Output every line of the material exactly, omitting images.

··· TASK DATA ···

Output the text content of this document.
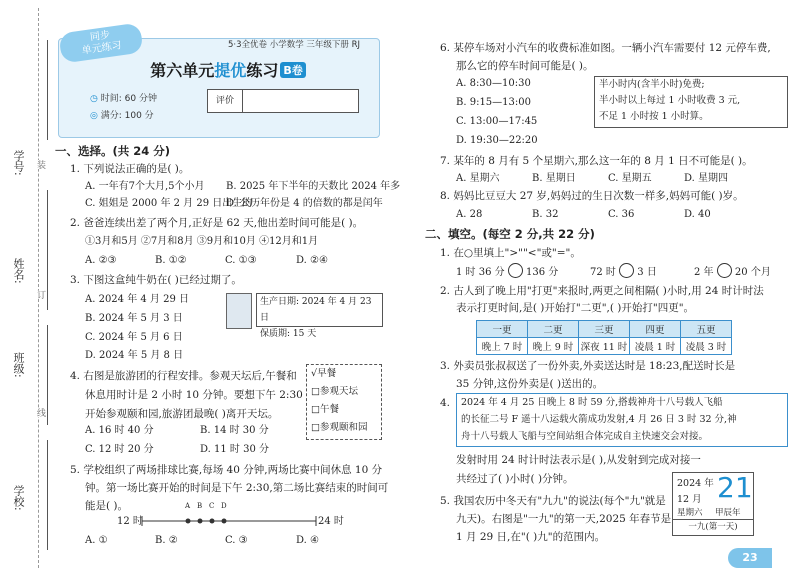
学号:
姓名:
班级:
学校:
装
订
线
5·3全优卷 小学数学 三年级下册 RJ
同步
单元练习
第六单元提优练习 B卷
◷ 时间: 60 分钟
◎ 满分: 100 分
评价
一、选择。(共 24 分)
1. 下列说法正确的是( )。
A. 一年有7个大月,5个小月 B. 2025 年下半年的天数比 2024 年多
C. 姐姐是 2000 年 2 月 29 日出生的
D. 公历年份是 4 的倍数的都是闰年
2. 爸爸连续出差了两个月,正好是 62 天,他出差时间可能是( )。
①3月和5月 ②7月和8月 ③9月和10月 ④12月和1月
A. ②③	B. ①②	C. ①③	D. ②④
3. 下图这盒纯牛奶在( )已经过期了。
A. 2024 年 4 月 29 日
B. 2024 年 5 月 3 日
C. 2024 年 5 月 6 日
D. 2024 年 5 月 8 日
生产日期: 2024 年 4 月 23 日
保质期: 15 天
4. 右图是旅游团的行程安排。参观天坛后,午餐和
休息用时计是 2 小时 10 分钟。要想下午 2:30
开始参观颐和园,旅游团最晚( )离开天坛。
A. 16 时 40 分	B. 14 时 30 分
C. 12 时 20 分	D. 11 时 30 分
√早餐
□参观天坛
□午餐
□参观颐和园
5. 学校组织了两场排球比赛,每场 40 分钟,两场比赛中间休息 10 分
钟。第一场比赛开始的时间是下午 2:30,第二场比赛结束的时间可
能是( )。
12 时	24 时
A B C D
A. ①	B. ②	C. ③	D. ④
6. 某停车场对小汽车的收费标准如图。一辆小汽车需要付 12 元停车费,
那么它的停车时间可能是( )。
A. 8:30—10:30
B. 9:15—13:00
C. 13:00—17:45
D. 19:30—22:20
半小时内(含半小时)免费;
半小时以上每过 1 小时收费 3 元,
不足 1 小时按 1 小时算。
7. 某年的 8 月有 5 个星期六,那么这一年的 8 月 1 日不可能是( )。
A. 星期六	B. 星期日	C. 星期五	D. 星期四
8. 妈妈比豆豆大 27 岁,妈妈过的生日次数一样多,妈妈可能( )岁。
A. 28	B. 32	C. 36	D. 40
二、填空。(每空 2 分,共 22 分)
1. 在○里填上">""<"或"="。
1 时 36 分 136 分	72 时 3 日	2 年 20 个月
2. 古人到了晚上用"打更"来报时,两更之间相隔( )小时,用 24 时计时法
表示打更时间,是( )开始打"二更",( )开始打"四更"。
一更	二更	三更	四更	五更
晚上 7 时	晚上 9 时	深夜 11 时	凌晨 1 时	凌晨 3 时
3. 外卖员张叔叔送了一份外卖,外卖送达时是 18:23,配送时长是
35 分钟,这份外卖是( )送出的。
4. 2024 年 4 月 25 日晚上 8 时 59 分,搭载神舟十八号载人飞船
的长征二号 F 遥十八运载火箭成功发射,4 月 26 日 3 时 32 分,神
舟十八号载人飞船与空间站组合体完成自主快速交会对接。
发射时用 24 时计时法表示是( ),从发射到完成对接一
共经过了( )小时( )分钟。
5. 我国农历中冬天有"九九"的说法(每个"九"就是
九天)。右图是"一九"的第一天,2025 年春节是
1 月 29 日,在"( )九"的范围内。
2024 年
12 月 21
星期六 甲辰年
一九(第一天)
23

···

*REPLY TO THE TASK*.
Output the text content of this document.
学号:
姓名:
班级:
学校:
装
订
线
5·3全优卷 小学数学 三年级下册 RJ
同步
单元练习
第六单元提优练习 B卷
◷ 时间: 60 分钟
◎ 满分: 100 分
评价
一、选择。(共 24 分)
1. 下列说法正确的是( )。
A. 一年有7个大月,5个小月 B. 2025 年下半年的天数比 2024 年多
C. 姐姐是 2000 年 2 月 29 日出生的
D. 公历年份是 4 的倍数的都是闰年
2. 爸爸连续出差了两个月,正好是 62 天,他出差时间可能是( )。
①3月和5月 ②7月和8月 ③9月和10月 ④12月和1月
A. ②③	B. ①②	C. ①③	D. ②④
3. 下图这盒纯牛奶在( )已经过期了。
A. 2024 年 4 月 29 日
B. 2024 年 5 月 3 日
C. 2024 年 5 月 6 日
D. 2024 年 5 月 8 日
生产日期: 2024 年 4 月 23 日
保质期: 15 天
4. 右图是旅游团的行程安排。参观天坛后,午餐和
休息用时计是 2 小时 10 分钟。要想下午 2:30
开始参观颐和园,旅游团最晚( )离开天坛。
A. 16 时 40 分	B. 14 时 30 分
C. 12 时 20 分	D. 11 时 30 分
√早餐
□参观天坛
□午餐
□参观颐和园
5. 学校组织了两场排球比赛,每场 40 分钟,两场比赛中间休息 10 分
钟。第一场比赛开始的时间是下午 2:30,第二场比赛结束的时间可
能是( )。
12 时	24 时
A B C D
A. ①	B. ②	C. ③	D. ④
6. 某停车场对小汽车的收费标准如图。一辆小汽车需要付 12 元停车费,
那么它的停车时间可能是( )。
A. 8:30—10:30
B. 9:15—13:00
C. 13:00—17:45
D. 19:30—22:20
半小时内(含半小时)免费;
半小时以上每过 1 小时收费 3 元,
不足 1 小时按 1 小时算。
7. 某年的 8 月有 5 个星期六,那么这一年的 8 月 1 日不可能是( )。
A. 星期六	B. 星期日	C. 星期五	D. 星期四
8. 妈妈比豆豆大 27 岁,妈妈过的生日次数一样多,妈妈可能( )岁。
A. 28	B. 32	C. 36	D. 40
二、填空。(每空 2 分,共 22 分)
1. 在○里填上">""<"或"="。
1 时 36 分 136 分	72 时 3 日	2 年 20 个月
2. 古人到了晚上用"打更"来报时,两更之间相隔( )小时,用 24 时计时法
表示打更时间,是( )开始打"二更",( )开始打"四更"。
一更	二更	三更	四更	五更
晚上 7 时	晚上 9 时	深夜 11 时	凌晨 1 时	凌晨 3 时
3. 外卖员张叔叔送了一份外卖,外卖送达时是 18:23,配送时长是
35 分钟,这份外卖是( )送出的。
4. 2024 年 4 月 25 日晚上 8 时 59 分,搭载神舟十八号载人飞船
的长征二号 F 遥十八运载火箭成功发射,4 月 26 日 3 时 32 分,神
舟十八号载人飞船与空间站组合体完成自主快速交会对接。
发射时用 24 时计时法表示是( ),从发射到完成对接一
共经过了( )小时( )分钟。
5. 我国农历中冬天有"九九"的说法(每个"九"就是
九天)。右图是"一九"的第一天,2025 年春节是
1 月 29 日,在"( )九"的范围内。
2024 年
12 月 21
星期六 甲辰年
一九(第一天)
23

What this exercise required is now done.